• _AIM OF THE EXERCISE_
Pick out the lines containing "name".

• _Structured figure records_
──────

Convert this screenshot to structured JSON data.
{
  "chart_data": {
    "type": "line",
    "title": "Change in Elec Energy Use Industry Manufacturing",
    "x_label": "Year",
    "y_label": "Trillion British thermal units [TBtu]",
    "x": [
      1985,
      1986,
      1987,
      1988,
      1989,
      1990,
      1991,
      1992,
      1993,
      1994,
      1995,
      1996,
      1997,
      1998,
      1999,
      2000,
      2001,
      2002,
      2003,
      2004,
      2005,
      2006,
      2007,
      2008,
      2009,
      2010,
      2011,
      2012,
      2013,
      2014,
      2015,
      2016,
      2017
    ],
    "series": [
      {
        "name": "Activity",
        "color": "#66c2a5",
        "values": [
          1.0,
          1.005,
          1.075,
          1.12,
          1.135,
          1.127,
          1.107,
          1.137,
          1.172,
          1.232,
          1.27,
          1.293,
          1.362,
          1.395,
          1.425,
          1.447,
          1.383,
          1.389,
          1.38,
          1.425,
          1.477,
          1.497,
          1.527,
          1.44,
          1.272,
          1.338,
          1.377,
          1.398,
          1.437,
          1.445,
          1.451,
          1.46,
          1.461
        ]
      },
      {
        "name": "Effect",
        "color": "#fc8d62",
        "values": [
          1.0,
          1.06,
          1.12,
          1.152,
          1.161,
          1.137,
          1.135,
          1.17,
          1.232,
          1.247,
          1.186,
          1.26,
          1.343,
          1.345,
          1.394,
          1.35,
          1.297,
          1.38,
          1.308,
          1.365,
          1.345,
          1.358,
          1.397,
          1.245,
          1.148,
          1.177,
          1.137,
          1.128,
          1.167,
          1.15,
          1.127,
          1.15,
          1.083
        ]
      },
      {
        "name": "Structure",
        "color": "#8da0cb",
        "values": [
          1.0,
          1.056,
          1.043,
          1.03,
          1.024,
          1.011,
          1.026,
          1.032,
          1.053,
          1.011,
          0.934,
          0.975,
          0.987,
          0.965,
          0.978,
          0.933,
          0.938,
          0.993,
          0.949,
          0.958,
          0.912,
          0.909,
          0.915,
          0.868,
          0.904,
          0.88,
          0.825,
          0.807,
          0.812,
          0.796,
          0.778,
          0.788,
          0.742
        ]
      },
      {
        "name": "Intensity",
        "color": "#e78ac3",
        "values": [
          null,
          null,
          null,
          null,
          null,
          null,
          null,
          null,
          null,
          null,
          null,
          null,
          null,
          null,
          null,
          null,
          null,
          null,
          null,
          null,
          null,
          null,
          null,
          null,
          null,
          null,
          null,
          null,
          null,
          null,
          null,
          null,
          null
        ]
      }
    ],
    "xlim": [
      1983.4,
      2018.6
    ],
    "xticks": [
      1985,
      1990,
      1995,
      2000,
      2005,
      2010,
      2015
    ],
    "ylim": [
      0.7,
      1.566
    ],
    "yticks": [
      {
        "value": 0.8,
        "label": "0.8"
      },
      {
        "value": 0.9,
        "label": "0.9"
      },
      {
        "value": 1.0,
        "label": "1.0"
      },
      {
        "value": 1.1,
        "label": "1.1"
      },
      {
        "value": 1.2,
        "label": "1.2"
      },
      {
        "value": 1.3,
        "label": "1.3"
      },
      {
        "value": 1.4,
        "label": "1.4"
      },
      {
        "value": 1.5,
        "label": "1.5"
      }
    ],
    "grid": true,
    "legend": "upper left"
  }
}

──────

• _EXERCISE SOLUTION_
        "name": "Activity",
        "name": "Effect",
        "name": "Structure",
        "name": "Intensity",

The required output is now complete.